To be done: The records below hold pictures; please leave those out and retype the rest exactly.

Information supplied:
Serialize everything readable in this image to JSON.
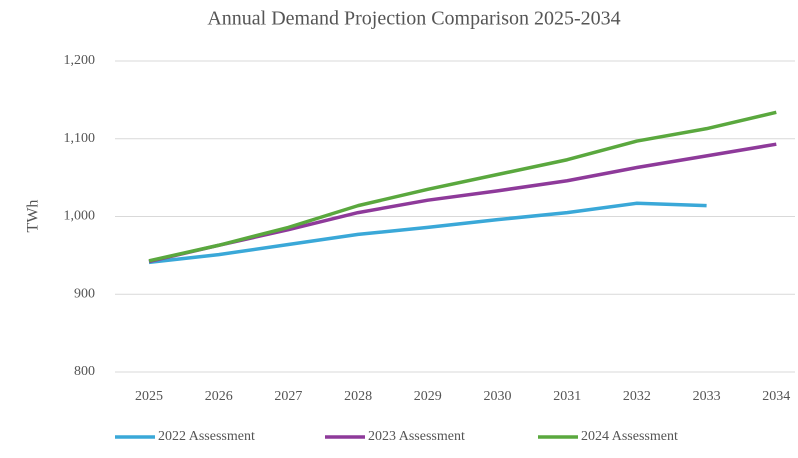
{
  "chart_data": {
    "type": "line",
    "title": "Annual Demand Projection Comparison 2025-2034",
    "y_label": "TWh",
    "categories": [
      "2025",
      "2026",
      "2027",
      "2028",
      "2029",
      "2030",
      "2031",
      "2032",
      "2033",
      "2034"
    ],
    "series": [
      {
        "name": "2022 Assessment",
        "color": "#3aa8d8",
        "values": [
          941,
          951,
          964,
          977,
          986,
          996,
          1005,
          1017,
          1014,
          null
        ]
      },
      {
        "name": "2023 Assessment",
        "color": "#8e3a9a",
        "values": [
          942,
          963,
          983,
          1005,
          1021,
          1033,
          1046,
          1063,
          1078,
          1093
        ]
      },
      {
        "name": "2024 Assessment",
        "color": "#5aa83e",
        "values": [
          943,
          963,
          986,
          1014,
          1035,
          1054,
          1073,
          1097,
          1113,
          1134
        ]
      }
    ],
    "ylim": [
      800,
      1200
    ],
    "yticks": [
      800,
      900,
      {
        "value": 1000,
        "label": "1,000"
      },
      {
        "value": 1100,
        "label": "1,100"
      },
      {
        "value": 1200,
        "label": "1,200"
      }
    ],
    "grid": true,
    "legend": "bottom"
  }
}
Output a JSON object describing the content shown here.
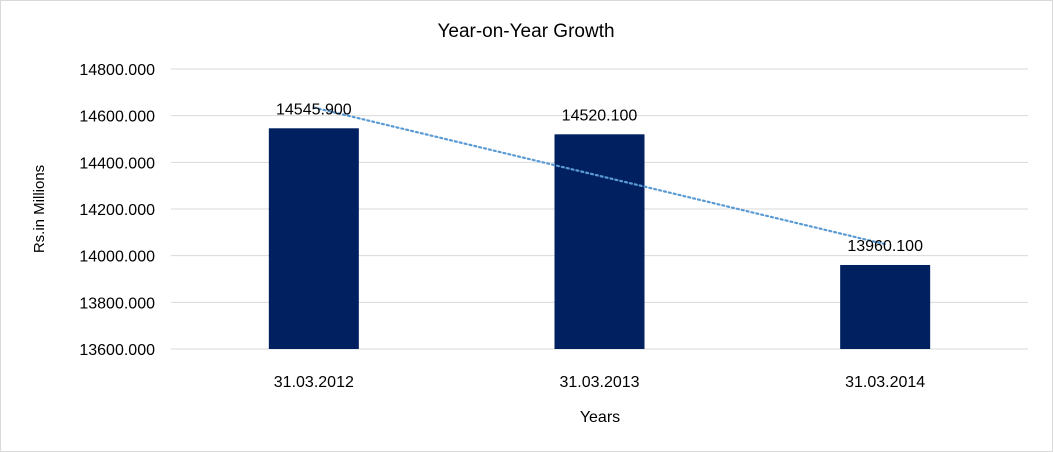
{
  "chart_data": {
    "type": "bar",
    "title": "Year-on-Year Growth",
    "xlabel": "Years",
    "ylabel": "Rs.in Millions",
    "categories": [
      "31.03.2012",
      "31.03.2013",
      "31.03.2014"
    ],
    "values": [
      14545.9,
      14520.1,
      13960.1
    ],
    "data_labels": [
      "14545.900",
      "14520.100",
      "13960.100"
    ],
    "ylim": [
      13600,
      14800
    ],
    "yticks": [
      13600,
      13800,
      14000,
      14200,
      14400,
      14600,
      14800
    ],
    "ytick_labels": [
      "13600.000",
      "13800.000",
      "14000.000",
      "14200.000",
      "14400.000",
      "14600.000",
      "14800.000"
    ],
    "grid": true,
    "legend": "none",
    "trendline": {
      "type": "linear",
      "style": "dotted",
      "color": "#5b9bd5"
    },
    "bar_color": "#002060"
  }
}
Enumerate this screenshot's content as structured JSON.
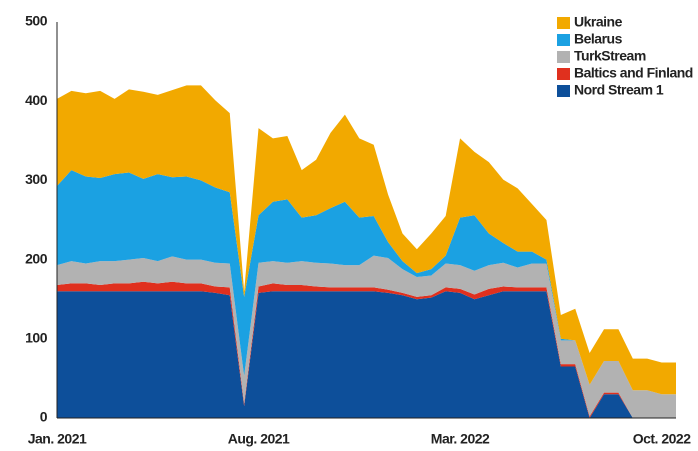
{
  "chart_data": {
    "type": "stacked_area",
    "categories": [
      "Jan. 2021",
      null,
      null,
      null,
      null,
      null,
      null,
      null,
      null,
      null,
      null,
      null,
      null,
      null,
      "Aug. 2021",
      null,
      null,
      null,
      null,
      null,
      null,
      null,
      null,
      null,
      null,
      null,
      null,
      null,
      "Mar. 2022",
      null,
      null,
      null,
      null,
      null,
      null,
      null,
      null,
      null,
      null,
      null,
      null,
      null,
      "Oct. 2022",
      null
    ],
    "series": [
      {
        "name": "Nord Stream 1",
        "color": "#0d4f9a",
        "values": [
          160,
          160,
          160,
          160,
          160,
          160,
          160,
          160,
          160,
          160,
          160,
          158,
          155,
          15,
          158,
          160,
          160,
          160,
          160,
          160,
          160,
          160,
          160,
          158,
          155,
          150,
          152,
          160,
          158,
          150,
          155,
          160,
          160,
          160,
          160,
          65,
          65,
          0,
          30,
          30,
          0,
          0,
          0,
          0
        ]
      },
      {
        "name": "Baltics and Finland",
        "color": "#e0301e",
        "values": [
          8,
          10,
          10,
          8,
          10,
          10,
          12,
          10,
          12,
          10,
          10,
          8,
          10,
          3,
          8,
          10,
          8,
          8,
          6,
          5,
          5,
          5,
          5,
          4,
          3,
          3,
          3,
          5,
          5,
          6,
          8,
          6,
          5,
          5,
          5,
          3,
          3,
          2,
          2,
          2,
          0,
          0,
          0,
          0
        ]
      },
      {
        "name": "TurkStream",
        "color": "#b2b2b2",
        "values": [
          25,
          28,
          25,
          30,
          28,
          30,
          30,
          28,
          32,
          30,
          30,
          30,
          30,
          35,
          30,
          28,
          28,
          30,
          30,
          30,
          28,
          28,
          40,
          40,
          30,
          25,
          25,
          30,
          30,
          30,
          30,
          30,
          25,
          30,
          30,
          30,
          30,
          40,
          40,
          40,
          35,
          35,
          30,
          30
        ]
      },
      {
        "name": "Belarus",
        "color": "#1ba1e2",
        "values": [
          100,
          115,
          110,
          105,
          110,
          110,
          100,
          110,
          100,
          105,
          100,
          95,
          90,
          100,
          60,
          75,
          80,
          55,
          60,
          70,
          80,
          60,
          50,
          20,
          10,
          5,
          8,
          10,
          60,
          70,
          40,
          25,
          20,
          15,
          5,
          2,
          0,
          0,
          0,
          0,
          0,
          0,
          0,
          0
        ]
      },
      {
        "name": "Ukraine",
        "color": "#f2a900",
        "values": [
          110,
          100,
          105,
          110,
          95,
          105,
          110,
          100,
          110,
          115,
          120,
          110,
          100,
          7,
          110,
          80,
          80,
          60,
          70,
          95,
          110,
          100,
          90,
          60,
          35,
          30,
          45,
          50,
          100,
          80,
          90,
          80,
          80,
          60,
          50,
          30,
          40,
          40,
          40,
          40,
          40,
          40,
          40,
          40
        ]
      }
    ],
    "ylim": [
      0,
      500
    ],
    "yticks": [
      0,
      100,
      200,
      300,
      400,
      500
    ],
    "grid": false,
    "legend": "top-right"
  }
}
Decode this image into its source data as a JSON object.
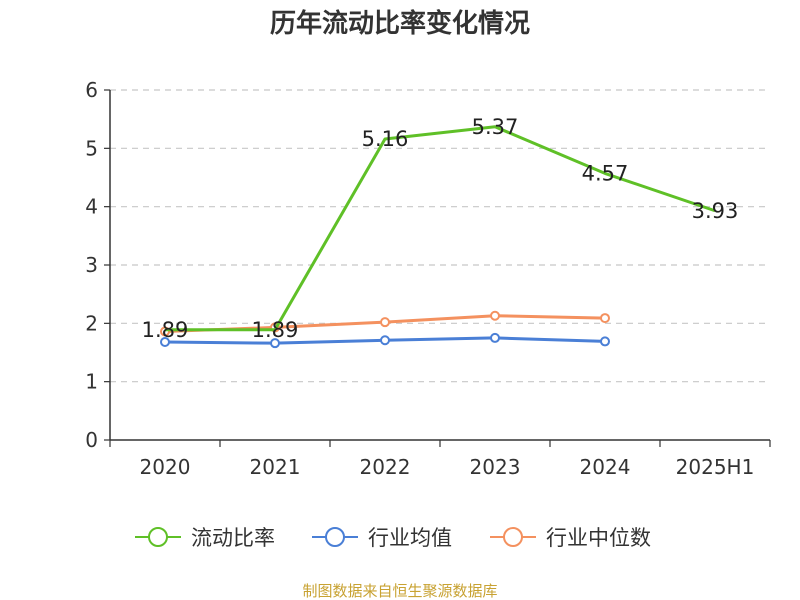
{
  "chart_data": {
    "type": "line",
    "title": "历年流动比率变化情况",
    "categories": [
      "2020",
      "2021",
      "2022",
      "2023",
      "2024",
      "2025H1"
    ],
    "ylim": [
      0,
      6
    ],
    "yticks": [
      "0",
      "1",
      "2",
      "3",
      "4",
      "5",
      "6"
    ],
    "grid": true,
    "legend_position": "bottom",
    "series": [
      {
        "name": "流动比率",
        "color": "#5fc027",
        "values": [
          1.89,
          1.89,
          5.16,
          5.37,
          4.57,
          3.93
        ],
        "labels": [
          "1.89",
          "1.89",
          "5.16",
          "5.37",
          "4.57",
          "3.93"
        ],
        "markers": false
      },
      {
        "name": "行业均值",
        "color": "#4a7fd6",
        "values": [
          1.68,
          1.66,
          1.71,
          1.75,
          1.69,
          null
        ],
        "markers": true
      },
      {
        "name": "行业中位数",
        "color": "#f4915f",
        "values": [
          1.86,
          1.93,
          2.02,
          2.13,
          2.09,
          null
        ],
        "markers": true
      }
    ]
  },
  "footer": {
    "source": "制图数据来自恒生聚源数据库"
  }
}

Correct response:
Serialize everything readable in this image to JSON.
{
  "chart_data": {
    "type": "line",
    "title": "Annual Demand Projection Comparison 2025-2034",
    "y_label": "TWh",
    "categories": [
      "2025",
      "2026",
      "2027",
      "2028",
      "2029",
      "2030",
      "2031",
      "2032",
      "2033",
      "2034"
    ],
    "series": [
      {
        "name": "2022 Assessment",
        "color": "#3aa8d8",
        "values": [
          941,
          951,
          964,
          977,
          986,
          996,
          1005,
          1017,
          1014,
          null
        ]
      },
      {
        "name": "2023 Assessment",
        "color": "#8e3a9a",
        "values": [
          942,
          963,
          983,
          1005,
          1021,
          1033,
          1046,
          1063,
          1078,
          1093
        ]
      },
      {
        "name": "2024 Assessment",
        "color": "#5aa83e",
        "values": [
          943,
          963,
          986,
          1014,
          1035,
          1054,
          1073,
          1097,
          1113,
          1134
        ]
      }
    ],
    "ylim": [
      800,
      1200
    ],
    "yticks": [
      800,
      900,
      {
        "value": 1000,
        "label": "1,000"
      },
      {
        "value": 1100,
        "label": "1,100"
      },
      {
        "value": 1200,
        "label": "1,200"
      }
    ],
    "grid": true,
    "legend": "bottom"
  }
}
Output a JSON object describing the content shown here.
{
  "chart_data": {
    "type": "bar",
    "title": "Year-on-Year Growth",
    "xlabel": "Years",
    "ylabel": "Rs.in Millions",
    "categories": [
      "31.03.2012",
      "31.03.2013",
      "31.03.2014"
    ],
    "values": [
      14545.9,
      14520.1,
      13960.1
    ],
    "data_labels": [
      "14545.900",
      "14520.100",
      "13960.100"
    ],
    "ylim": [
      13600,
      14800
    ],
    "yticks": [
      13600,
      13800,
      14000,
      14200,
      14400,
      14600,
      14800
    ],
    "ytick_labels": [
      "13600.000",
      "13800.000",
      "14000.000",
      "14200.000",
      "14400.000",
      "14600.000",
      "14800.000"
    ],
    "grid": true,
    "legend": "none",
    "trendline": {
      "type": "linear",
      "style": "dotted",
      "color": "#5b9bd5"
    },
    "bar_color": "#002060"
  }
}
Enumerate this screenshot's content as structured JSON.
{
  "chart_data": {
    "type": "stacked_area",
    "categories": [
      "Jan. 2021",
      null,
      null,
      null,
      null,
      null,
      null,
      null,
      null,
      null,
      null,
      null,
      null,
      null,
      "Aug. 2021",
      null,
      null,
      null,
      null,
      null,
      null,
      null,
      null,
      null,
      null,
      null,
      null,
      null,
      "Mar. 2022",
      null,
      null,
      null,
      null,
      null,
      null,
      null,
      null,
      null,
      null,
      null,
      null,
      null,
      "Oct. 2022",
      null
    ],
    "series": [
      {
        "name": "Nord Stream 1",
        "color": "#0d4f9a",
        "values": [
          160,
          160,
          160,
          160,
          160,
          160,
          160,
          160,
          160,
          160,
          160,
          158,
          155,
          15,
          158,
          160,
          160,
          160,
          160,
          160,
          160,
          160,
          160,
          158,
          155,
          150,
          152,
          160,
          158,
          150,
          155,
          160,
          160,
          160,
          160,
          65,
          65,
          0,
          30,
          30,
          0,
          0,
          0,
          0
        ]
      },
      {
        "name": "Baltics and Finland",
        "color": "#e0301e",
        "values": [
          8,
          10,
          10,
          8,
          10,
          10,
          12,
          10,
          12,
          10,
          10,
          8,
          10,
          3,
          8,
          10,
          8,
          8,
          6,
          5,
          5,
          5,
          5,
          4,
          3,
          3,
          3,
          5,
          5,
          6,
          8,
          6,
          5,
          5,
          5,
          3,
          3,
          2,
          2,
          2,
          0,
          0,
          0,
          0
        ]
      },
      {
        "name": "TurkStream",
        "color": "#b2b2b2",
        "values": [
          25,
          28,
          25,
          30,
          28,
          30,
          30,
          28,
          32,
          30,
          30,
          30,
          30,
          35,
          30,
          28,
          28,
          30,
          30,
          30,
          28,
          28,
          40,
          40,
          30,
          25,
          25,
          30,
          30,
          30,
          30,
          30,
          25,
          30,
          30,
          30,
          30,
          40,
          40,
          40,
          35,
          35,
          30,
          30
        ]
      },
      {
        "name": "Belarus",
        "color": "#1ba1e2",
        "values": [
          100,
          115,
          110,
          105,
          110,
          110,
          100,
          110,
          100,
          105,
          100,
          95,
          90,
          100,
          60,
          75,
          80,
          55,
          60,
          70,
          80,
          60,
          50,
          20,
          10,
          5,
          8,
          10,
          60,
          70,
          40,
          25,
          20,
          15,
          5,
          2,
          0,
          0,
          0,
          0,
          0,
          0,
          0,
          0
        ]
      },
      {
        "name": "Ukraine",
        "color": "#f2a900",
        "values": [
          110,
          100,
          105,
          110,
          95,
          105,
          110,
          100,
          110,
          115,
          120,
          110,
          100,
          7,
          110,
          80,
          80,
          60,
          70,
          95,
          110,
          100,
          90,
          60,
          35,
          30,
          45,
          50,
          100,
          80,
          90,
          80,
          80,
          60,
          50,
          30,
          40,
          40,
          40,
          40,
          40,
          40,
          40,
          40
        ]
      }
    ],
    "ylim": [
      0,
      500
    ],
    "yticks": [
      0,
      100,
      200,
      300,
      400,
      500
    ],
    "grid": false,
    "legend": "top-right"
  }
}
Decode this image into its source data as a JSON object.
{
  "chart_data": {
    "type": "line",
    "title": "历年流动比率变化情况",
    "categories": [
      "2020",
      "2021",
      "2022",
      "2023",
      "2024",
      "2025H1"
    ],
    "ylim": [
      0,
      6
    ],
    "yticks": [
      "0",
      "1",
      "2",
      "3",
      "4",
      "5",
      "6"
    ],
    "grid": true,
    "legend_position": "bottom",
    "series": [
      {
        "name": "流动比率",
        "color": "#5fc027",
        "values": [
          1.89,
          1.89,
          5.16,
          5.37,
          4.57,
          3.93
        ],
        "labels": [
          "1.89",
          "1.89",
          "5.16",
          "5.37",
          "4.57",
          "3.93"
        ],
        "markers": false
      },
      {
        "name": "行业均值",
        "color": "#4a7fd6",
        "values": [
          1.68,
          1.66,
          1.71,
          1.75,
          1.69,
          null
        ],
        "markers": true
      },
      {
        "name": "行业中位数",
        "color": "#f4915f",
        "values": [
          1.86,
          1.93,
          2.02,
          2.13,
          2.09,
          null
        ],
        "markers": true
      }
    ]
  },
  "footer": {
    "source": "制图数据来自恒生聚源数据库"
  }
}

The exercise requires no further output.